>> begin Provided records
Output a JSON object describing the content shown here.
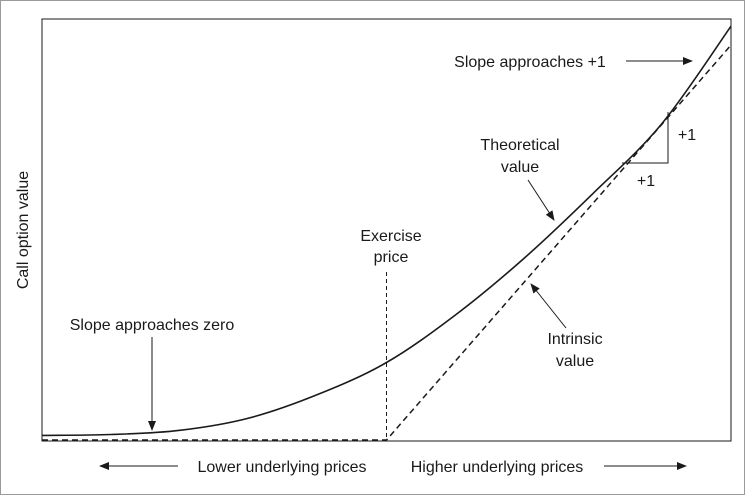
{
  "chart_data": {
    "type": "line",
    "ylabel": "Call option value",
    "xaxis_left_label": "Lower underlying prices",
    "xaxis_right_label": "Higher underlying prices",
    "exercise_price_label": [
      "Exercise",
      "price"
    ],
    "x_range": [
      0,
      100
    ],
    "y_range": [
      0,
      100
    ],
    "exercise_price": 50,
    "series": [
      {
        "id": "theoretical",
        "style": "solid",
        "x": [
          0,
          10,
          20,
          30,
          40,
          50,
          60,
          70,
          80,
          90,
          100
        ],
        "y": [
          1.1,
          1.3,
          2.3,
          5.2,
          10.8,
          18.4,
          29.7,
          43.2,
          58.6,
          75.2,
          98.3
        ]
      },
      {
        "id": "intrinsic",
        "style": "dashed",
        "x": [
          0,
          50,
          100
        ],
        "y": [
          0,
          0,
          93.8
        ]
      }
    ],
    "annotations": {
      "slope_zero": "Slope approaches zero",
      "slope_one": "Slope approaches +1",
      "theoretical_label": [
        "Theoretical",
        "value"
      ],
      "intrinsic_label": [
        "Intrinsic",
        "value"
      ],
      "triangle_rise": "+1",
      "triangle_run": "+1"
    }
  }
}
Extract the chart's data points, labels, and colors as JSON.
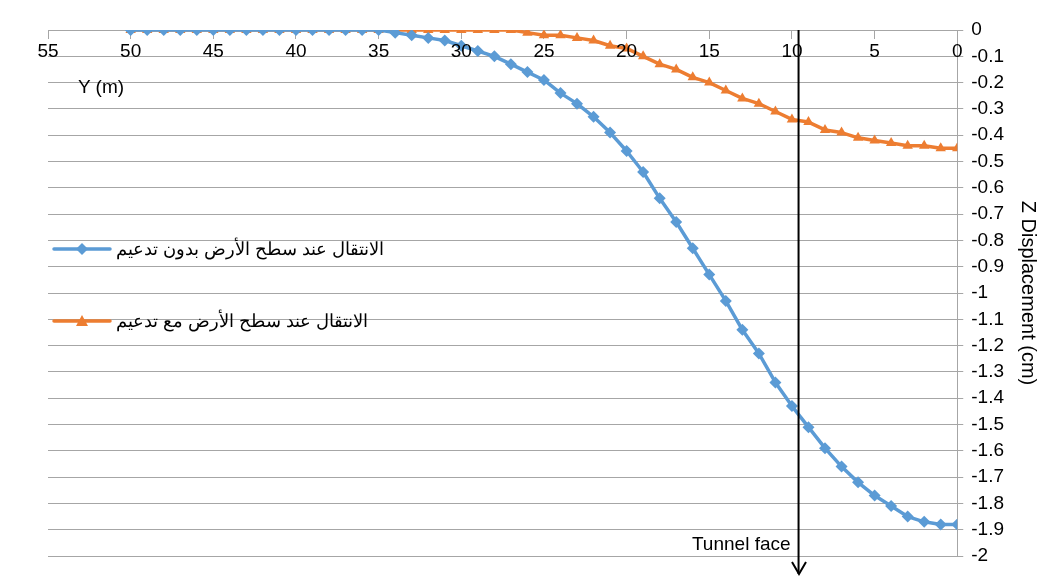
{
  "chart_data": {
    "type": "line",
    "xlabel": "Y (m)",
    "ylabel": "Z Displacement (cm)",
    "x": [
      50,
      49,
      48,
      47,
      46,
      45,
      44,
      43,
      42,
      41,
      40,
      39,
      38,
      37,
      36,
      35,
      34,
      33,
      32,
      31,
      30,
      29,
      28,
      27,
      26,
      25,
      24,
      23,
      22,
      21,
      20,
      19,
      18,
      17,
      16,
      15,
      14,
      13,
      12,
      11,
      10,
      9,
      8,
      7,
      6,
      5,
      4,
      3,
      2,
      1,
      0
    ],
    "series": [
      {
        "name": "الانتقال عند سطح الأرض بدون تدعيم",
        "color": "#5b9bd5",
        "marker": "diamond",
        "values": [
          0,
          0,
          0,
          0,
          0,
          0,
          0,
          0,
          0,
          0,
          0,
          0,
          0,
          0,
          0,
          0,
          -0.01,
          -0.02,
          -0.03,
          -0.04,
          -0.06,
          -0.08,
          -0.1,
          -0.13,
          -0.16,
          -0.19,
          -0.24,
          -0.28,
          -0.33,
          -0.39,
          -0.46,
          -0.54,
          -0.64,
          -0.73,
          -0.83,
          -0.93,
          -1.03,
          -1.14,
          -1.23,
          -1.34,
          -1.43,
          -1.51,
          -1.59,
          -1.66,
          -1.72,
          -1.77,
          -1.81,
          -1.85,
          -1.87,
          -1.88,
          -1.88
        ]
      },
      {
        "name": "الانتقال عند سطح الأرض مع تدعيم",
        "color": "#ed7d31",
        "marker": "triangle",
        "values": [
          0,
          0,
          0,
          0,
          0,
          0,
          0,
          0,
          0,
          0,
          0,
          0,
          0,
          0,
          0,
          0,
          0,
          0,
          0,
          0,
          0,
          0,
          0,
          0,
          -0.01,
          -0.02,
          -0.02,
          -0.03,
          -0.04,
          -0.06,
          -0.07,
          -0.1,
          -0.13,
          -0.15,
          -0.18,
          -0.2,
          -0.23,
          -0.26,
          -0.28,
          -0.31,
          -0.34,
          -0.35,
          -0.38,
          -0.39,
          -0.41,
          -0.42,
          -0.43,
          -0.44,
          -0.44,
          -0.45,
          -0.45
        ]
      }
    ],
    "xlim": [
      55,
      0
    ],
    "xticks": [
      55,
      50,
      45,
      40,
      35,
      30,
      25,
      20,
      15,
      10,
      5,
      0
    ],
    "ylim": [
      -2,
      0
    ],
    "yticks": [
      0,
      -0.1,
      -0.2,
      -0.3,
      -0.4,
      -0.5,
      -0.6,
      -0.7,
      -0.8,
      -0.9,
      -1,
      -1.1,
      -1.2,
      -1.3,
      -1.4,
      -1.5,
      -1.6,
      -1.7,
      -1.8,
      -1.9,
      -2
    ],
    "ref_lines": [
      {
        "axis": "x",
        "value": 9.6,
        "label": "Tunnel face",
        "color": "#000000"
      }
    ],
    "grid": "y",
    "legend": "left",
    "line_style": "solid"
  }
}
>> end Provided records
Using the records above, find and show each line with the string "name".

### Worked answer
        "name": "الانتقال عند سطح الأرض بدون تدعيم",
        "name": "الانتقال عند سطح الأرض مع تدعيم",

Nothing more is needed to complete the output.